TASK REQUIREMENTS:
Copy out each line below exactly as it appears.

[Items from a figure collection]
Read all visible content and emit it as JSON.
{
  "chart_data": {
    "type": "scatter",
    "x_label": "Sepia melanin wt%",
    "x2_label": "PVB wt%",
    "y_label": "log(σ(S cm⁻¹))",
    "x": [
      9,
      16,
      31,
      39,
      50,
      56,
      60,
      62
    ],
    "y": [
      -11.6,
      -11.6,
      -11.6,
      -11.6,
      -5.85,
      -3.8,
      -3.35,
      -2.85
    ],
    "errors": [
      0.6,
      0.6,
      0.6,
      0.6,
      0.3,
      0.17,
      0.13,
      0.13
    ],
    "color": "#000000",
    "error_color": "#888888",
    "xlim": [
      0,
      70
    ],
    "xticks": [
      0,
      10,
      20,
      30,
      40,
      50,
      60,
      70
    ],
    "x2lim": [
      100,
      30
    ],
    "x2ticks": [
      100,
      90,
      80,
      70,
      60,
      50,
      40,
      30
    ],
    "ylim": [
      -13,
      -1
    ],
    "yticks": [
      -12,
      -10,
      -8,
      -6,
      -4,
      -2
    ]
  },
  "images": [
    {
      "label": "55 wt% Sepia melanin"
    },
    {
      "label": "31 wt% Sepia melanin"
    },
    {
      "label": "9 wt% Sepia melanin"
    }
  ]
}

THE REPLY:
Read all visible content and emit it as JSON.
{
  "chart_data": {
    "type": "scatter",
    "x_label": "Sepia melanin wt%",
    "x2_label": "PVB wt%",
    "y_label": "log(σ(S cm⁻¹))",
    "x": [
      9,
      16,
      31,
      39,
      50,
      56,
      60,
      62
    ],
    "y": [
      -11.6,
      -11.6,
      -11.6,
      -11.6,
      -5.85,
      -3.8,
      -3.35,
      -2.85
    ],
    "errors": [
      0.6,
      0.6,
      0.6,
      0.6,
      0.3,
      0.17,
      0.13,
      0.13
    ],
    "color": "#000000",
    "error_color": "#888888",
    "xlim": [
      0,
      70
    ],
    "xticks": [
      0,
      10,
      20,
      30,
      40,
      50,
      60,
      70
    ],
    "x2lim": [
      100,
      30
    ],
    "x2ticks": [
      100,
      90,
      80,
      70,
      60,
      50,
      40,
      30
    ],
    "ylim": [
      -13,
      -1
    ],
    "yticks": [
      -12,
      -10,
      -8,
      -6,
      -4,
      -2
    ]
  },
  "images": [
    {
      "label": "55 wt% Sepia melanin"
    },
    {
      "label": "31 wt% Sepia melanin"
    },
    {
      "label": "9 wt% Sepia melanin"
    }
  ]
}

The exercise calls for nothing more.